Copy nothing but the text: repeat each entry exactly and drop the images.

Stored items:

--------

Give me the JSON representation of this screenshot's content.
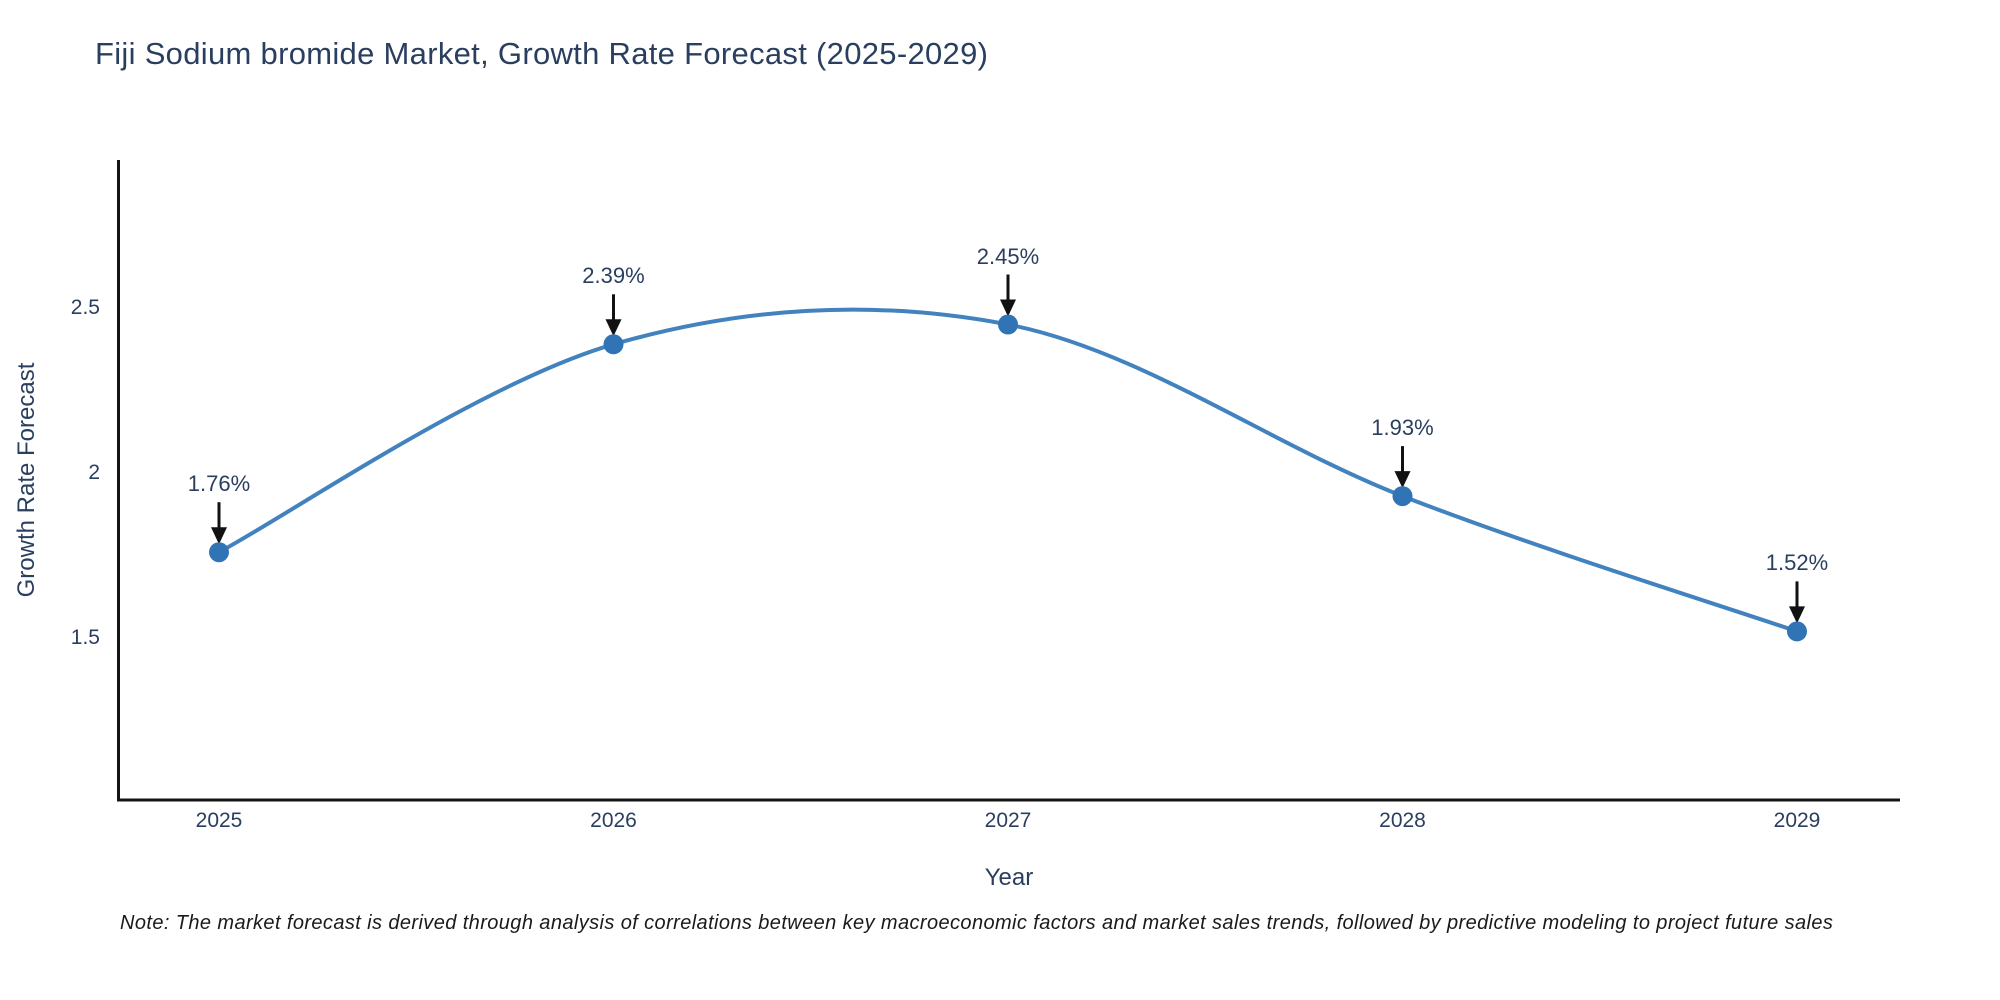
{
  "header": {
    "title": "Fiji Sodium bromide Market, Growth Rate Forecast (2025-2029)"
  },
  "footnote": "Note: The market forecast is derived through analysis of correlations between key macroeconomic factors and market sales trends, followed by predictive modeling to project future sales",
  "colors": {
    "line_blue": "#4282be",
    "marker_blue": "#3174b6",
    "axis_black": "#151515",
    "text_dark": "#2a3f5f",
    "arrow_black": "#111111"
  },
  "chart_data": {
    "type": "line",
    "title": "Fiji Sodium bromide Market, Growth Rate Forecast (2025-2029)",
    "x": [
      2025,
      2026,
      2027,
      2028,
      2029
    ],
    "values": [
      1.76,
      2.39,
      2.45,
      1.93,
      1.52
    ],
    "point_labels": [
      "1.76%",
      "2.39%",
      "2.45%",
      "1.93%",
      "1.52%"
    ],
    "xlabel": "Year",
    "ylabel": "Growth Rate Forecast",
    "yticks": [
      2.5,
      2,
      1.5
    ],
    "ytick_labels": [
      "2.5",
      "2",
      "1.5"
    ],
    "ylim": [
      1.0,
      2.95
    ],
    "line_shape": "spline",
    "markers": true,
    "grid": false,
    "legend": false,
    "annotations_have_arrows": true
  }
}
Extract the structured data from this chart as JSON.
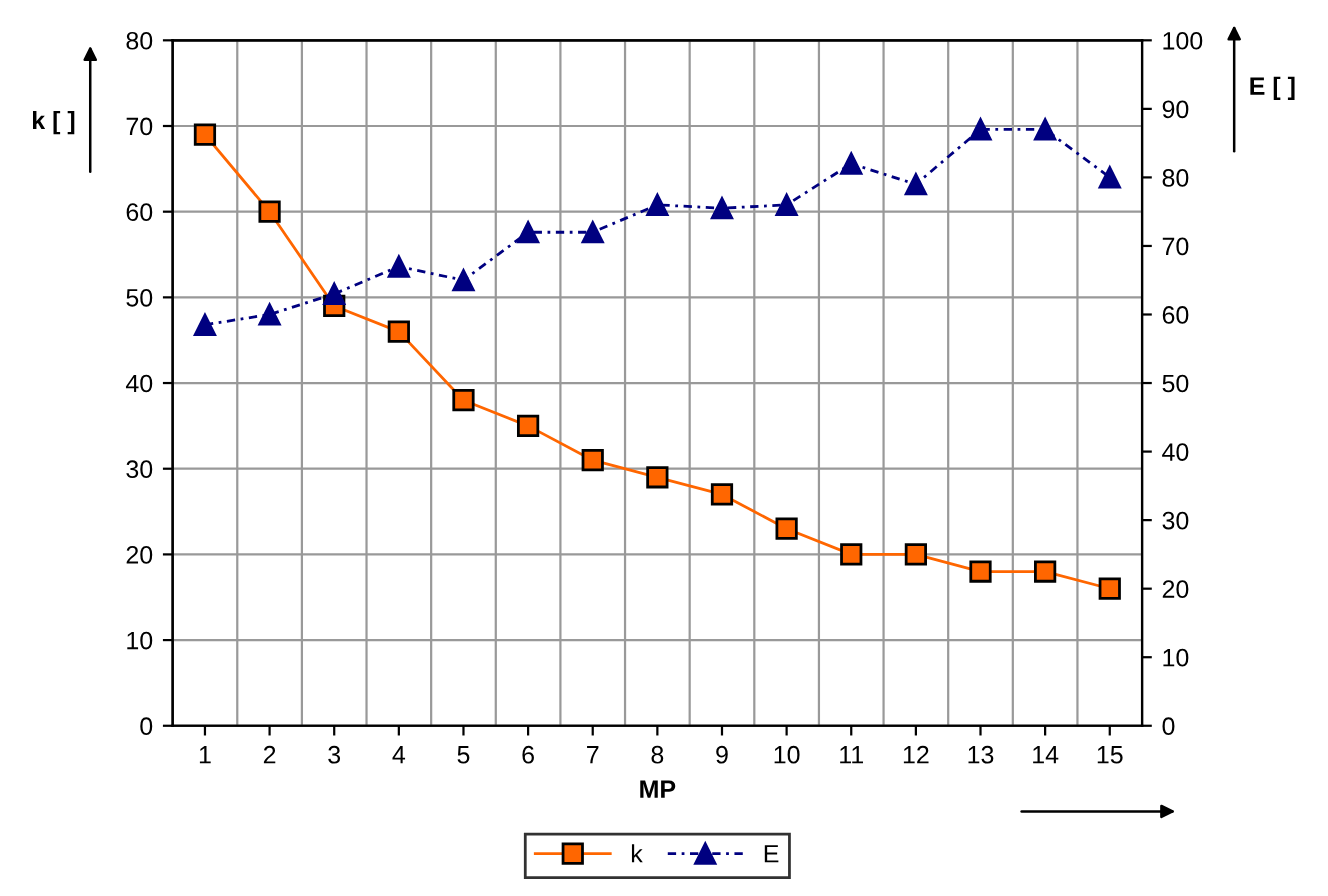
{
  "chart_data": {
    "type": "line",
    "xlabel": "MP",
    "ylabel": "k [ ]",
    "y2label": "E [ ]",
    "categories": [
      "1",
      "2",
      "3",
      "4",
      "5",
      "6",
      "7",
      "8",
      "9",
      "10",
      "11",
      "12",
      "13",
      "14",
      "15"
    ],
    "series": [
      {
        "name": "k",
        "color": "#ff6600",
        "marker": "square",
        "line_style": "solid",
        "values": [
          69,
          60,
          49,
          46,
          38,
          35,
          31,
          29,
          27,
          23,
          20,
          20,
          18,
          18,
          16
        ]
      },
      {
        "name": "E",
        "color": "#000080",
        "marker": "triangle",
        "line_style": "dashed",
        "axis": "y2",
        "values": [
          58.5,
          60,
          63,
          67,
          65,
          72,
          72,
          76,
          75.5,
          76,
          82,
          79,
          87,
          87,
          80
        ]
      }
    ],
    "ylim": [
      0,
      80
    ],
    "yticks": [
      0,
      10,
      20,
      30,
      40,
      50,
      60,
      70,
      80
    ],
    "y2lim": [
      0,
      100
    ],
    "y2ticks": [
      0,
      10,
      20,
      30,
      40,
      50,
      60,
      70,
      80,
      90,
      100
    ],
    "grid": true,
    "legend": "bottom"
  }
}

--------

Task output:
Give me the JSON representation of this screenshot's content.
{
  "header": {
    "title": "Fiji Sodium bromide Market, Growth Rate Forecast (2025-2029)"
  },
  "footnote": "Note: The market forecast is derived through analysis of correlations between key macroeconomic factors and market sales trends, followed by predictive modeling to project future sales",
  "colors": {
    "line_blue": "#4282be",
    "marker_blue": "#3174b6",
    "axis_black": "#151515",
    "text_dark": "#2a3f5f",
    "arrow_black": "#111111"
  },
  "chart_data": {
    "type": "line",
    "title": "Fiji Sodium bromide Market, Growth Rate Forecast (2025-2029)",
    "x": [
      2025,
      2026,
      2027,
      2028,
      2029
    ],
    "values": [
      1.76,
      2.39,
      2.45,
      1.93,
      1.52
    ],
    "point_labels": [
      "1.76%",
      "2.39%",
      "2.45%",
      "1.93%",
      "1.52%"
    ],
    "xlabel": "Year",
    "ylabel": "Growth Rate Forecast",
    "yticks": [
      2.5,
      2,
      1.5
    ],
    "ytick_labels": [
      "2.5",
      "2",
      "1.5"
    ],
    "ylim": [
      1.0,
      2.95
    ],
    "line_shape": "spline",
    "markers": true,
    "grid": false,
    "legend": false,
    "annotations_have_arrows": true
  }
}
Extract the structured data from this chart as JSON.
{
  "chart_data": {
    "type": "line",
    "xlabel": "MP",
    "ylabel": "k [ ]",
    "y2label": "E [ ]",
    "categories": [
      "1",
      "2",
      "3",
      "4",
      "5",
      "6",
      "7",
      "8",
      "9",
      "10",
      "11",
      "12",
      "13",
      "14",
      "15"
    ],
    "series": [
      {
        "name": "k",
        "color": "#ff6600",
        "marker": "square",
        "line_style": "solid",
        "values": [
          69,
          60,
          49,
          46,
          38,
          35,
          31,
          29,
          27,
          23,
          20,
          20,
          18,
          18,
          16
        ]
      },
      {
        "name": "E",
        "color": "#000080",
        "marker": "triangle",
        "line_style": "dashed",
        "axis": "y2",
        "values": [
          58.5,
          60,
          63,
          67,
          65,
          72,
          72,
          76,
          75.5,
          76,
          82,
          79,
          87,
          87,
          80
        ]
      }
    ],
    "ylim": [
      0,
      80
    ],
    "yticks": [
      0,
      10,
      20,
      30,
      40,
      50,
      60,
      70,
      80
    ],
    "y2lim": [
      0,
      100
    ],
    "y2ticks": [
      0,
      10,
      20,
      30,
      40,
      50,
      60,
      70,
      80,
      90,
      100
    ],
    "grid": true,
    "legend": "bottom"
  }
}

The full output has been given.